## [Provided material]
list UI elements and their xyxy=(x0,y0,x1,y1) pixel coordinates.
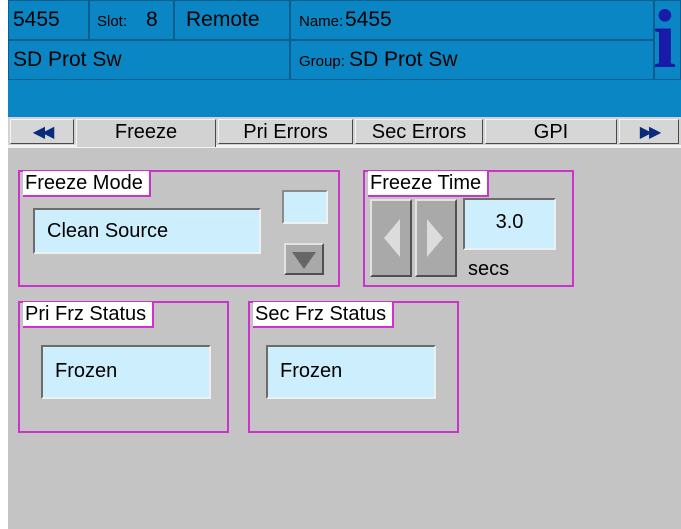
left-arrow-icon xyxy=(384,219,400,257)
group-cell: Group: SD Prot Sw xyxy=(290,40,654,80)
unit-id: 5455 xyxy=(13,8,60,31)
device-type-cell: SD Prot Sw xyxy=(8,40,290,80)
freeze-mode-group: Freeze Mode Clean Source xyxy=(18,170,340,287)
name-cell: Name: 5455 xyxy=(290,0,654,40)
sec-frz-status-group: Sec Frz Status Frozen xyxy=(248,301,459,433)
name-label: Name: xyxy=(299,13,344,30)
pri-frz-status-group: Pri Frz Status Frozen xyxy=(18,301,229,433)
group-label: Group: xyxy=(299,53,345,70)
tab-scroll-right-button[interactable]: ▶▶ xyxy=(619,119,679,144)
sec-frz-status-value: Frozen xyxy=(266,345,436,399)
slot-label: Slot: xyxy=(97,13,128,30)
mode-label: Remote xyxy=(186,8,260,31)
slot-value: 8 xyxy=(146,8,158,31)
tab-gpi[interactable]: GPI xyxy=(485,119,617,144)
freeze-time-title: Freeze Time xyxy=(368,171,490,197)
tab-scroll-left-button[interactable]: ◀◀ xyxy=(10,119,74,144)
device-type: SD Prot Sw xyxy=(13,48,122,71)
dropdown-arrow-icon xyxy=(292,252,316,269)
control-panel: 5455 Slot: 8 Remote Name: 5455 SD Prot S… xyxy=(8,0,681,529)
name-value: 5455 xyxy=(345,8,392,31)
prev-double-arrow-icon: ◀◀ xyxy=(32,124,55,141)
info-icon[interactable]: i xyxy=(653,0,676,85)
group-value: SD Prot Sw xyxy=(349,48,458,71)
slot-cell: Slot: 8 xyxy=(89,0,174,40)
mode-cell: Remote xyxy=(174,0,290,40)
right-arrow-icon xyxy=(427,219,443,257)
freeze-time-value[interactable]: 3.0 xyxy=(463,198,556,250)
pri-frz-status-title: Pri Frz Status xyxy=(23,302,155,328)
freeze-time-unit: secs xyxy=(468,258,510,280)
freeze-mode-indicator xyxy=(282,190,328,224)
tab-pri-errors[interactable]: Pri Errors xyxy=(218,119,353,144)
freeze-time-increase-button[interactable] xyxy=(415,199,457,277)
freeze-mode-value[interactable]: Clean Source xyxy=(33,208,261,254)
unit-id-cell: 5455 xyxy=(8,0,89,40)
pri-frz-status-value: Frozen xyxy=(41,345,211,399)
tab-sec-errors[interactable]: Sec Errors xyxy=(355,119,483,144)
header-divider xyxy=(8,80,681,117)
tab-freeze[interactable]: Freeze xyxy=(76,119,216,147)
info-cell[interactable]: i xyxy=(653,0,681,85)
freeze-time-group: Freeze Time 3.0 secs xyxy=(363,170,574,287)
freeze-mode-title: Freeze Mode xyxy=(23,171,151,197)
sec-frz-status-title: Sec Frz Status xyxy=(253,302,395,328)
tab-bar: ◀◀ Freeze Pri Errors Sec Errors GPI ▶▶ xyxy=(8,117,681,148)
freeze-time-decrease-button[interactable] xyxy=(370,199,412,277)
next-double-arrow-icon: ▶▶ xyxy=(639,124,662,141)
freeze-mode-dropdown-button[interactable] xyxy=(284,243,324,275)
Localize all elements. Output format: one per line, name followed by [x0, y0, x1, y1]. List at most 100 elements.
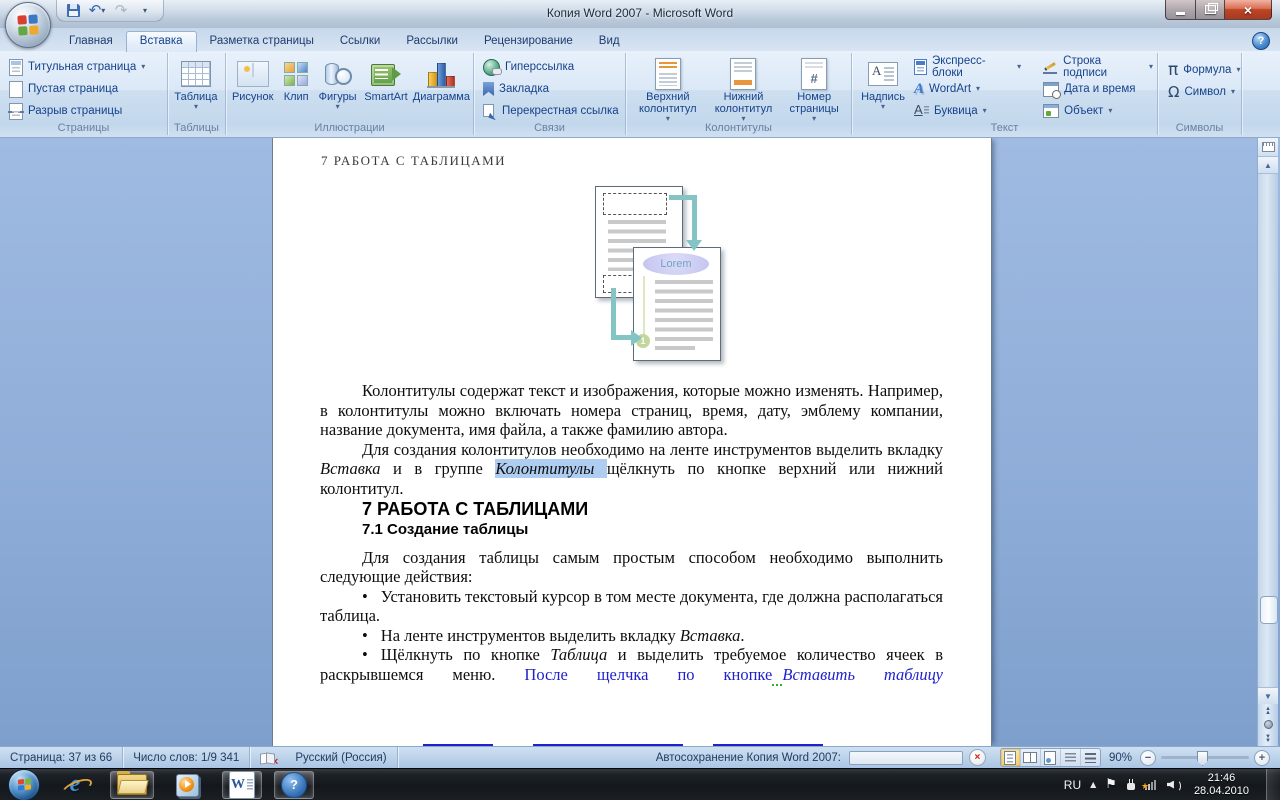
tab-rassylki[interactable]: Рассылки	[393, 32, 471, 51]
browse-object-controls: ▲ ▲ ▼ ▼	[1258, 704, 1278, 746]
next-page-button[interactable]: ▼ ▼	[1265, 734, 1271, 744]
action-center-icon[interactable]: ⚑	[1105, 777, 1117, 792]
draft-view-button[interactable]	[1081, 749, 1100, 766]
system-tray: RU ▲ ⚑ ★ 21:46 28.04.2010	[1064, 768, 1280, 800]
cross-reference-icon	[483, 103, 497, 119]
bullet-marker: •	[362, 625, 368, 645]
outline-view-icon	[1064, 752, 1076, 763]
symbol-button[interactable]: Символ ▾	[1164, 81, 1241, 103]
taskbar-windows-explorer[interactable]	[110, 770, 154, 799]
page-indicator[interactable]: Страница: 37 из 66	[0, 747, 124, 768]
power-icon[interactable]	[1126, 778, 1136, 791]
volume-icon[interactable]	[1167, 779, 1181, 792]
taskbar-internet-explorer[interactable]: e	[56, 771, 94, 798]
hyperlink-label: Гиперссылка	[505, 61, 575, 73]
select-browse-object-button[interactable]	[1263, 720, 1273, 730]
spelling-squiggle	[772, 665, 783, 686]
text-lines	[655, 280, 713, 342]
ruler-toggle-button[interactable]	[1258, 138, 1278, 157]
web-layout-icon	[1044, 750, 1057, 765]
tab-razmetka[interactable]: Разметка страницы	[197, 32, 327, 51]
start-button[interactable]	[8, 768, 40, 800]
restore-button[interactable]	[1196, 0, 1225, 20]
scrollbar-thumb[interactable]	[1260, 596, 1278, 624]
vertical-scrollbar[interactable]: ▲ ▼ ▲ ▲ ▼ ▼	[1257, 138, 1278, 746]
symbol-label: Символ	[1184, 86, 1226, 98]
footer-label: Нижний колонтитул	[714, 91, 773, 115]
close-icon: ×	[1243, 1, 1253, 18]
taskbar-media-player[interactable]	[168, 772, 206, 798]
drop-cap-button[interactable]: Буквица ▾	[910, 100, 1025, 122]
help-button[interactable]: ?	[1252, 32, 1270, 50]
picture-icon	[236, 61, 269, 87]
network-icon[interactable]: ★	[1141, 779, 1158, 792]
page-break-button[interactable]: Разрыв страницы	[5, 100, 167, 122]
header-footer-figure[interactable]: Lorem 1	[593, 182, 803, 372]
tray-date: 28.04.2010	[1193, 784, 1249, 797]
tab-glavnaya[interactable]: Главная	[56, 32, 126, 51]
clock[interactable]: 21:46 28.04.2010	[1194, 772, 1249, 798]
zoom-level[interactable]: 90%	[1109, 752, 1132, 764]
page-number-label: Номер страницы	[789, 91, 839, 115]
signature-line-button[interactable]: Строка подписи ▾	[1039, 55, 1157, 79]
word-icon: W	[229, 770, 255, 799]
equation-button[interactable]: Формула ▾	[1164, 59, 1241, 81]
document-page[interactable]: 7 РАБОТА С ТАБЛИЦАМИ Lorem 1 Колонтитулы…	[272, 138, 992, 746]
scroll-down-button[interactable]: ▼	[1258, 687, 1278, 704]
taskbar-help[interactable]: ?	[274, 770, 314, 799]
ruler-icon	[1261, 142, 1275, 152]
scroll-up-button[interactable]: ▲	[1258, 157, 1278, 174]
date-time-label: Дата и время	[1064, 83, 1136, 95]
group-illustrations-label: Иллюстрации	[314, 122, 385, 134]
tab-recenzirovanie[interactable]: Рецензирование	[471, 32, 586, 51]
office-logo-icon	[17, 14, 39, 36]
tab-vid[interactable]: Вид	[586, 32, 633, 51]
running-header: 7 РАБОТА С ТАБЛИЦАМИ	[321, 153, 507, 168]
taskbar-word[interactable]: W	[222, 770, 262, 799]
arrow-icon	[611, 288, 616, 340]
cross-reference-button[interactable]: Перекрестная ссылка	[479, 100, 625, 122]
paragraph-text: .	[740, 625, 745, 645]
word-count[interactable]: Число слов: 1/9 341	[123, 747, 251, 768]
zoom-thumb[interactable]	[1197, 751, 1208, 766]
bullet-marker: •	[362, 586, 368, 606]
previous-page-button[interactable]: ▲ ▲	[1265, 706, 1271, 716]
tab-ssylki[interactable]: Ссылки	[327, 32, 394, 51]
quick-parts-button[interactable]: Экспресс-блоки ▾	[910, 55, 1025, 79]
group-header-footer-label: Колонтитулы	[705, 122, 772, 134]
fullscreen-reading-view-button[interactable]	[1021, 749, 1041, 766]
autosave-cancel-button[interactable]: ×	[968, 749, 986, 766]
web-layout-view-button[interactable]	[1041, 749, 1061, 766]
date-time-button[interactable]: Дата и время	[1039, 78, 1157, 100]
office-button[interactable]	[5, 2, 51, 48]
group-tables: Таблица ▾ Таблицы	[168, 53, 226, 135]
show-hidden-icons-button[interactable]: ▲	[1090, 780, 1096, 789]
blank-page-button[interactable]: Пустая страница	[5, 78, 167, 100]
zoom-out-button[interactable]: −	[1140, 749, 1156, 766]
close-button[interactable]: ×	[1225, 0, 1272, 20]
wordart-button[interactable]: WordArt ▾	[910, 78, 1025, 100]
print-layout-view-button[interactable]	[1000, 749, 1021, 766]
quick-parts-label: Экспресс-блоки	[932, 55, 986, 79]
dropdown-arrow-icon: ▾	[1236, 65, 1241, 74]
table-button[interactable]: Таблица ▾	[168, 53, 224, 111]
show-desktop-button[interactable]	[1266, 768, 1280, 800]
minimize-button[interactable]	[1165, 0, 1196, 20]
tab-vstavka[interactable]: Вставка	[125, 31, 197, 52]
ribbon: Титульная страница ▾ Пустая страница Раз…	[0, 51, 1280, 138]
dropdown-arrow-icon: ▾	[193, 102, 198, 111]
outline-view-button[interactable]	[1061, 749, 1081, 766]
tray-time: 21:46	[1207, 771, 1236, 784]
hyperlink-button[interactable]: Гиперссылка	[479, 56, 625, 78]
zoom-in-button[interactable]: +	[1254, 749, 1270, 766]
bullet-item: • Щёлкнуть по кнопке Таблица и выделить т…	[320, 645, 943, 686]
zoom-track[interactable]	[1161, 751, 1249, 766]
object-button[interactable]: Объект ▾	[1039, 100, 1157, 122]
spell-check-status[interactable]: ×	[250, 747, 285, 768]
bookmark-button[interactable]: Закладка	[479, 78, 625, 100]
language-bar[interactable]: RU	[1064, 778, 1081, 792]
language-indicator[interactable]: Русский (Россия)	[285, 747, 398, 768]
taskbar: e W ? RU ▲ ⚑ ★ 21:46 28.04.2010	[0, 768, 1280, 800]
cover-page-button[interactable]: Титульная страница ▾	[5, 56, 167, 78]
zoom-slider: − +	[1140, 749, 1270, 766]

## [Goal of the exercise]
Can you express everything from the line containing "32, 471, 51]" down to the line containing "749, 1100, 766]" as a JSON list of strings, one string per line and with blank lines skipped?

## [Correct answer]
[
  "tab-rassylki[interactable]: Рассылки\t[393, 32, 471, 51]",
  "browse-object-controls: ▲ ▲ ▼ ▼\t[1258, 704, 1278, 746]",
  "next-page-button[interactable]: ▼ ▼\t[1265, 734, 1271, 744]",
  "action-center-icon[interactable]: ⚑\t[1105, 777, 1117, 792]",
  "draft-view-button[interactable]\t[1081, 749, 1100, 766]"
]